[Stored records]
-.-.-
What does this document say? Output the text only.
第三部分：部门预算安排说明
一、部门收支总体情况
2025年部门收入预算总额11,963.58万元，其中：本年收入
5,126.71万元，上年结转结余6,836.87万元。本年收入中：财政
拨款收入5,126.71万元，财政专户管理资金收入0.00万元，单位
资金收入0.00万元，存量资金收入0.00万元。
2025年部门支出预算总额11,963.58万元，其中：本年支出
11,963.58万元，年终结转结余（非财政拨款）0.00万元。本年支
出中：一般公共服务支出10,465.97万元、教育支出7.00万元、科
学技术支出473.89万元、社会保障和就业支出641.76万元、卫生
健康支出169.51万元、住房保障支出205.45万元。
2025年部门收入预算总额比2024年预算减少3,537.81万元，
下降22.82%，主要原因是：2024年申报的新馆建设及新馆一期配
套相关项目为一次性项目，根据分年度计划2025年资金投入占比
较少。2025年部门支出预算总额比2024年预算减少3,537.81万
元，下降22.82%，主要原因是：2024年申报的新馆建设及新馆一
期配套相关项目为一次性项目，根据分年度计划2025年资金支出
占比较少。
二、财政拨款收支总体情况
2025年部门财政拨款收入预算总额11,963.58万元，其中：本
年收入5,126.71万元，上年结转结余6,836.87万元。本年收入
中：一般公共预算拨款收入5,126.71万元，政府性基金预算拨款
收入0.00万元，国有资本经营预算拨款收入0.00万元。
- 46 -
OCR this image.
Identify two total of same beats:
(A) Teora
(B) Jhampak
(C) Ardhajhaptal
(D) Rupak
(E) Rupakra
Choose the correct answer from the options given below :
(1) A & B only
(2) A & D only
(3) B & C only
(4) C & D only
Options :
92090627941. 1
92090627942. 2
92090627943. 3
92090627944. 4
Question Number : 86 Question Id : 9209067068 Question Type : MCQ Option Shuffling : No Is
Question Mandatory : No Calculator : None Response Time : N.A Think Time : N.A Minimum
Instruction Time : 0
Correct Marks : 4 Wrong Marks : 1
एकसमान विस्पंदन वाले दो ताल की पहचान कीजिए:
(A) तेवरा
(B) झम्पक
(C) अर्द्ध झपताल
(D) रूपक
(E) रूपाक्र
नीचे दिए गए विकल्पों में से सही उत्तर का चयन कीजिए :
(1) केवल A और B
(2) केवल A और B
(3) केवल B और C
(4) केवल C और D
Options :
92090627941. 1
-.-.-
Written problem →
Output an exact copy of each record.

Answer to the problem →
What does this document say? Output the text only.
第三部分：部门预算安排说明
一、部门收支总体情况
2025年部门收入预算总额11,963.58万元，其中：本年收入
5,126.71万元，上年结转结余6,836.87万元。本年收入中：财政
拨款收入5,126.71万元，财政专户管理资金收入0.00万元，单位
资金收入0.00万元，存量资金收入0.00万元。
2025年部门支出预算总额11,963.58万元，其中：本年支出
11,963.58万元，年终结转结余（非财政拨款）0.00万元。本年支
出中：一般公共服务支出10,465.97万元、教育支出7.00万元、科
学技术支出473.89万元、社会保障和就业支出641.76万元、卫生
健康支出169.51万元、住房保障支出205.45万元。
2025年部门收入预算总额比2024年预算减少3,537.81万元，
下降22.82%，主要原因是：2024年申报的新馆建设及新馆一期配
套相关项目为一次性项目，根据分年度计划2025年资金投入占比
较少。2025年部门支出预算总额比2024年预算减少3,537.81万
元，下降22.82%，主要原因是：2024年申报的新馆建设及新馆一
期配套相关项目为一次性项目，根据分年度计划2025年资金支出
占比较少。
二、财政拨款收支总体情况
2025年部门财政拨款收入预算总额11,963.58万元，其中：本
年收入5,126.71万元，上年结转结余6,836.87万元。本年收入
中：一般公共预算拨款收入5,126.71万元，政府性基金预算拨款
收入0.00万元，国有资本经营预算拨款收入0.00万元。
- 46 -
OCR this image.
Identify two total of same beats:
(A) Teora
(B) Jhampak
(C) Ardhajhaptal
(D) Rupak
(E) Rupakra
Choose the correct answer from the options given below :
(1) A & B only
(2) A & D only
(3) B & C only
(4) C & D only
Options :
92090627941. 1
92090627942. 2
92090627943. 3
92090627944. 4
Question Number : 86 Question Id : 9209067068 Question Type : MCQ Option Shuffling : No Is
Question Mandatory : No Calculator : None Response Time : N.A Think Time : N.A Minimum
Instruction Time : 0
Correct Marks : 4 Wrong Marks : 1
एकसमान विस्पंदन वाले दो ताल की पहचान कीजिए:
(A) तेवरा
(B) झम्पक
(C) अर्द्ध झपताल
(D) रूपक
(E) रूपाक्र
नीचे दिए गए विकल्पों में से सही उत्तर का चयन कीजिए :
(1) केवल A और B
(2) केवल A और B
(3) केवल B और C
(4) केवल C और D
Options :
92090627941. 1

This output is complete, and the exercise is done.